§ **DIRECTIONS FOR THIS TASK**: Extract all data as written.

[Records from a collection of figures]
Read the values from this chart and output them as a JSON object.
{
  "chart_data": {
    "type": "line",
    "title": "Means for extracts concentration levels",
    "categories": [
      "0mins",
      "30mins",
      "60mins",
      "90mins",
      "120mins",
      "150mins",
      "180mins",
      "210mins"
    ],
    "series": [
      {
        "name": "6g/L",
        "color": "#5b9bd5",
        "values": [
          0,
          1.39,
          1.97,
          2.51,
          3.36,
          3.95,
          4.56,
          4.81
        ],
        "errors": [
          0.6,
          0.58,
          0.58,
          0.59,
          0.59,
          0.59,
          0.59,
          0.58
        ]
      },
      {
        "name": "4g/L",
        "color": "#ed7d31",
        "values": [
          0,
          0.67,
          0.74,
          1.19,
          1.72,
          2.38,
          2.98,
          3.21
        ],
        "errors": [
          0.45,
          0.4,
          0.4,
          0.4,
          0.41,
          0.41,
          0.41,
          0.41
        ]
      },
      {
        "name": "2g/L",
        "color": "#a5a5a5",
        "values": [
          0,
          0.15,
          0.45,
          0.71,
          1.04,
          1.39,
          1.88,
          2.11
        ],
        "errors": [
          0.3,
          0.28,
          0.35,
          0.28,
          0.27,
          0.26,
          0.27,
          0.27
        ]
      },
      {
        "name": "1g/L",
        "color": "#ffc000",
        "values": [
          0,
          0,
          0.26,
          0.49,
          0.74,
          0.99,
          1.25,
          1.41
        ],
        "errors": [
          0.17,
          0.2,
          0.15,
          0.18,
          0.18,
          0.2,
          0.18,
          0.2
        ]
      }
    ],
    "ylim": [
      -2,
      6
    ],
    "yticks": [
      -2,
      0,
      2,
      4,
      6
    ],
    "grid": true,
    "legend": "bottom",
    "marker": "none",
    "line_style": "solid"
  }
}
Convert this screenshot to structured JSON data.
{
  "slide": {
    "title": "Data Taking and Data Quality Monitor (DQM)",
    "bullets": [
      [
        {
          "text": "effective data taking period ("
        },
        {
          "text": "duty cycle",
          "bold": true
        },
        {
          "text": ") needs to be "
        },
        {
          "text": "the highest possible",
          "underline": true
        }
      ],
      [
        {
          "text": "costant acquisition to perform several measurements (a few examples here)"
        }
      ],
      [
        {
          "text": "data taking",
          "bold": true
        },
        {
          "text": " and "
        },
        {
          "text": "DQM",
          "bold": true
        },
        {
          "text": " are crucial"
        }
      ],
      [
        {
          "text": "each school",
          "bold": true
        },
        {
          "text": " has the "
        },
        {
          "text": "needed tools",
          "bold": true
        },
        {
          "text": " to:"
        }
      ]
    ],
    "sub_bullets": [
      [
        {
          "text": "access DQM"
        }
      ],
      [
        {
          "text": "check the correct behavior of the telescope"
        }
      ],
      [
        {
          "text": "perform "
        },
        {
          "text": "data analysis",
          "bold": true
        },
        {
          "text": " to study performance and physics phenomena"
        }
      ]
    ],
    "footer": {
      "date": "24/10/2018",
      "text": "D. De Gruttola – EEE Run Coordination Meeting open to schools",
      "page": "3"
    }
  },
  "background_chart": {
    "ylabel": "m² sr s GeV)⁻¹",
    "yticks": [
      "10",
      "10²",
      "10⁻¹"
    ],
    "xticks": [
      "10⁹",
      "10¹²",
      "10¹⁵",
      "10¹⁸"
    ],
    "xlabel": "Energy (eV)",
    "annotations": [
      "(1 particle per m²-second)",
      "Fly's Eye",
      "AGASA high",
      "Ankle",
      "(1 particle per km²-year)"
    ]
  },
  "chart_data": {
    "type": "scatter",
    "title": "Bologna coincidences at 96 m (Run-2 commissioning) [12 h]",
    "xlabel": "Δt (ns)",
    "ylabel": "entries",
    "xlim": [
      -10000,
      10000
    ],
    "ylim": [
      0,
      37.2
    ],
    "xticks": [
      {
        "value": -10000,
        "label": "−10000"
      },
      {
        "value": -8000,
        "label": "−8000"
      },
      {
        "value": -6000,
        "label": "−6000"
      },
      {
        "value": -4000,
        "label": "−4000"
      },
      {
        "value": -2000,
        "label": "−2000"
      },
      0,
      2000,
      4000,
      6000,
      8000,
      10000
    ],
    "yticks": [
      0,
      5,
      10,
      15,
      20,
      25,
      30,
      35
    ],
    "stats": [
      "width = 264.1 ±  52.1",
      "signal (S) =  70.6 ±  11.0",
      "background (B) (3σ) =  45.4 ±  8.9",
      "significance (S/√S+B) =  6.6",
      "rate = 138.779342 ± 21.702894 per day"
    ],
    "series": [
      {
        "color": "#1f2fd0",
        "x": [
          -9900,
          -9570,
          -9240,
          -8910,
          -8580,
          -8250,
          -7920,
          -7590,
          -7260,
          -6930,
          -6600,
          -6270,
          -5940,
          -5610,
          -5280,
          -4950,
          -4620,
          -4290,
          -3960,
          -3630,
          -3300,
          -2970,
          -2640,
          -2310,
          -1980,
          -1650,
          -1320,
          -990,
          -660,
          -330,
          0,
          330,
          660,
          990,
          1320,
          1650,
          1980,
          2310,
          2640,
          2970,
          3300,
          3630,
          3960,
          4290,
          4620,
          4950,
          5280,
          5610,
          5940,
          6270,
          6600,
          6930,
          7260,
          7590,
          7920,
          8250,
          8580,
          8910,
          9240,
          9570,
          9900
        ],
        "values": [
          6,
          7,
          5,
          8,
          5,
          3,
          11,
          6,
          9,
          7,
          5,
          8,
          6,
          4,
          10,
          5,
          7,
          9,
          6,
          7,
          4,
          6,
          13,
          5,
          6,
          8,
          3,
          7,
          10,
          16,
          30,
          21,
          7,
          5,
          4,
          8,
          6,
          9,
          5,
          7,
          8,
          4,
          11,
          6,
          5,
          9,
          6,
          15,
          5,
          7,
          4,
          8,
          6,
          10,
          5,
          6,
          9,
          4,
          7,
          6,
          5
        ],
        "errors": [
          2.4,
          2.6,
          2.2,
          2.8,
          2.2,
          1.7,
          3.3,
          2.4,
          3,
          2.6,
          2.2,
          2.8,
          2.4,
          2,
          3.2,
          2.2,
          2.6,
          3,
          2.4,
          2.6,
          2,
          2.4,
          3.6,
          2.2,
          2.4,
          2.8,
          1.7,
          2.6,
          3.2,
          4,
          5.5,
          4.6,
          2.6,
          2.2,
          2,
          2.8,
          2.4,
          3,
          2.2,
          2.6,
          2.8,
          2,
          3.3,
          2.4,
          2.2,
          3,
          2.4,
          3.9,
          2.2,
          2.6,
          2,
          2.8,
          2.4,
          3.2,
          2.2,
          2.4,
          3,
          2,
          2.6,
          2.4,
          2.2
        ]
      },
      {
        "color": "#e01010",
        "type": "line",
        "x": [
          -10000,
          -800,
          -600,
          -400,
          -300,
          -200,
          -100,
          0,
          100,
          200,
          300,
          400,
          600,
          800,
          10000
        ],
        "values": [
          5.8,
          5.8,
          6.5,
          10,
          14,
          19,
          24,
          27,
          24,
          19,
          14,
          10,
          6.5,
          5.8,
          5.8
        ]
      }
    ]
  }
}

§ **OUTPUT BELOW**:
Read the values from this chart and output them as a JSON object.
{
  "chart_data": {
    "type": "line",
    "title": "Means for extracts concentration levels",
    "categories": [
      "0mins",
      "30mins",
      "60mins",
      "90mins",
      "120mins",
      "150mins",
      "180mins",
      "210mins"
    ],
    "series": [
      {
        "name": "6g/L",
        "color": "#5b9bd5",
        "values": [
          0,
          1.39,
          1.97,
          2.51,
          3.36,
          3.95,
          4.56,
          4.81
        ],
        "errors": [
          0.6,
          0.58,
          0.58,
          0.59,
          0.59,
          0.59,
          0.59,
          0.58
        ]
      },
      {
        "name": "4g/L",
        "color": "#ed7d31",
        "values": [
          0,
          0.67,
          0.74,
          1.19,
          1.72,
          2.38,
          2.98,
          3.21
        ],
        "errors": [
          0.45,
          0.4,
          0.4,
          0.4,
          0.41,
          0.41,
          0.41,
          0.41
        ]
      },
      {
        "name": "2g/L",
        "color": "#a5a5a5",
        "values": [
          0,
          0.15,
          0.45,
          0.71,
          1.04,
          1.39,
          1.88,
          2.11
        ],
        "errors": [
          0.3,
          0.28,
          0.35,
          0.28,
          0.27,
          0.26,
          0.27,
          0.27
        ]
      },
      {
        "name": "1g/L",
        "color": "#ffc000",
        "values": [
          0,
          0,
          0.26,
          0.49,
          0.74,
          0.99,
          1.25,
          1.41
        ],
        "errors": [
          0.17,
          0.2,
          0.15,
          0.18,
          0.18,
          0.2,
          0.18,
          0.2
        ]
      }
    ],
    "ylim": [
      -2,
      6
    ],
    "yticks": [
      -2,
      0,
      2,
      4,
      6
    ],
    "grid": true,
    "legend": "bottom",
    "marker": "none",
    "line_style": "solid"
  }
}
Convert this screenshot to structured JSON data.
{
  "slide": {
    "title": "Data Taking and Data Quality Monitor (DQM)",
    "bullets": [
      [
        {
          "text": "effective data taking period ("
        },
        {
          "text": "duty cycle",
          "bold": true
        },
        {
          "text": ") needs to be "
        },
        {
          "text": "the highest possible",
          "underline": true
        }
      ],
      [
        {
          "text": "costant acquisition to perform several measurements (a few examples here)"
        }
      ],
      [
        {
          "text": "data taking",
          "bold": true
        },
        {
          "text": " and "
        },
        {
          "text": "DQM",
          "bold": true
        },
        {
          "text": " are crucial"
        }
      ],
      [
        {
          "text": "each school",
          "bold": true
        },
        {
          "text": " has the "
        },
        {
          "text": "needed tools",
          "bold": true
        },
        {
          "text": " to:"
        }
      ]
    ],
    "sub_bullets": [
      [
        {
          "text": "access DQM"
        }
      ],
      [
        {
          "text": "check the correct behavior of the telescope"
        }
      ],
      [
        {
          "text": "perform "
        },
        {
          "text": "data analysis",
          "bold": true
        },
        {
          "text": " to study performance and physics phenomena"
        }
      ]
    ],
    "footer": {
      "date": "24/10/2018",
      "text": "D. De Gruttola – EEE Run Coordination Meeting open to schools",
      "page": "3"
    }
  },
  "background_chart": {
    "ylabel": "m² sr s GeV)⁻¹",
    "yticks": [
      "10",
      "10²",
      "10⁻¹"
    ],
    "xticks": [
      "10⁹",
      "10¹²",
      "10¹⁵",
      "10¹⁸"
    ],
    "xlabel": "Energy (eV)",
    "annotations": [
      "(1 particle per m²-second)",
      "Fly's Eye",
      "AGASA high",
      "Ankle",
      "(1 particle per km²-year)"
    ]
  },
  "chart_data": {
    "type": "scatter",
    "title": "Bologna coincidences at 96 m (Run-2 commissioning) [12 h]",
    "xlabel": "Δt (ns)",
    "ylabel": "entries",
    "xlim": [
      -10000,
      10000
    ],
    "ylim": [
      0,
      37.2
    ],
    "xticks": [
      {
        "value": -10000,
        "label": "−10000"
      },
      {
        "value": -8000,
        "label": "−8000"
      },
      {
        "value": -6000,
        "label": "−6000"
      },
      {
        "value": -4000,
        "label": "−4000"
      },
      {
        "value": -2000,
        "label": "−2000"
      },
      0,
      2000,
      4000,
      6000,
      8000,
      10000
    ],
    "yticks": [
      0,
      5,
      10,
      15,
      20,
      25,
      30,
      35
    ],
    "stats": [
      "width = 264.1 ±  52.1",
      "signal (S) =  70.6 ±  11.0",
      "background (B) (3σ) =  45.4 ±  8.9",
      "significance (S/√S+B) =  6.6",
      "rate = 138.779342 ± 21.702894 per day"
    ],
    "series": [
      {
        "color": "#1f2fd0",
        "x": [
          -9900,
          -9570,
          -9240,
          -8910,
          -8580,
          -8250,
          -7920,
          -7590,
          -7260,
          -6930,
          -6600,
          -6270,
          -5940,
          -5610,
          -5280,
          -4950,
          -4620,
          -4290,
          -3960,
          -3630,
          -3300,
          -2970,
          -2640,
          -2310,
          -1980,
          -1650,
          -1320,
          -990,
          -660,
          -330,
          0,
          330,
          660,
          990,
          1320,
          1650,
          1980,
          2310,
          2640,
          2970,
          3300,
          3630,
          3960,
          4290,
          4620,
          4950,
          5280,
          5610,
          5940,
          6270,
          6600,
          6930,
          7260,
          7590,
          7920,
          8250,
          8580,
          8910,
          9240,
          9570,
          9900
        ],
        "values": [
          6,
          7,
          5,
          8,
          5,
          3,
          11,
          6,
          9,
          7,
          5,
          8,
          6,
          4,
          10,
          5,
          7,
          9,
          6,
          7,
          4,
          6,
          13,
          5,
          6,
          8,
          3,
          7,
          10,
          16,
          30,
          21,
          7,
          5,
          4,
          8,
          6,
          9,
          5,
          7,
          8,
          4,
          11,
          6,
          5,
          9,
          6,
          15,
          5,
          7,
          4,
          8,
          6,
          10,
          5,
          6,
          9,
          4,
          7,
          6,
          5
        ],
        "errors": [
          2.4,
          2.6,
          2.2,
          2.8,
          2.2,
          1.7,
          3.3,
          2.4,
          3,
          2.6,
          2.2,
          2.8,
          2.4,
          2,
          3.2,
          2.2,
          2.6,
          3,
          2.4,
          2.6,
          2,
          2.4,
          3.6,
          2.2,
          2.4,
          2.8,
          1.7,
          2.6,
          3.2,
          4,
          5.5,
          4.6,
          2.6,
          2.2,
          2,
          2.8,
          2.4,
          3,
          2.2,
          2.6,
          2.8,
          2,
          3.3,
          2.4,
          2.2,
          3,
          2.4,
          3.9,
          2.2,
          2.6,
          2,
          2.8,
          2.4,
          3.2,
          2.2,
          2.4,
          3,
          2,
          2.6,
          2.4,
          2.2
        ]
      },
      {
        "color": "#e01010",
        "type": "line",
        "x": [
          -10000,
          -800,
          -600,
          -400,
          -300,
          -200,
          -100,
          0,
          100,
          200,
          300,
          400,
          600,
          800,
          10000
        ],
        "values": [
          5.8,
          5.8,
          6.5,
          10,
          14,
          19,
          24,
          27,
          24,
          19,
          14,
          10,
          6.5,
          5.8,
          5.8
        ]
      }
    ]
  }
}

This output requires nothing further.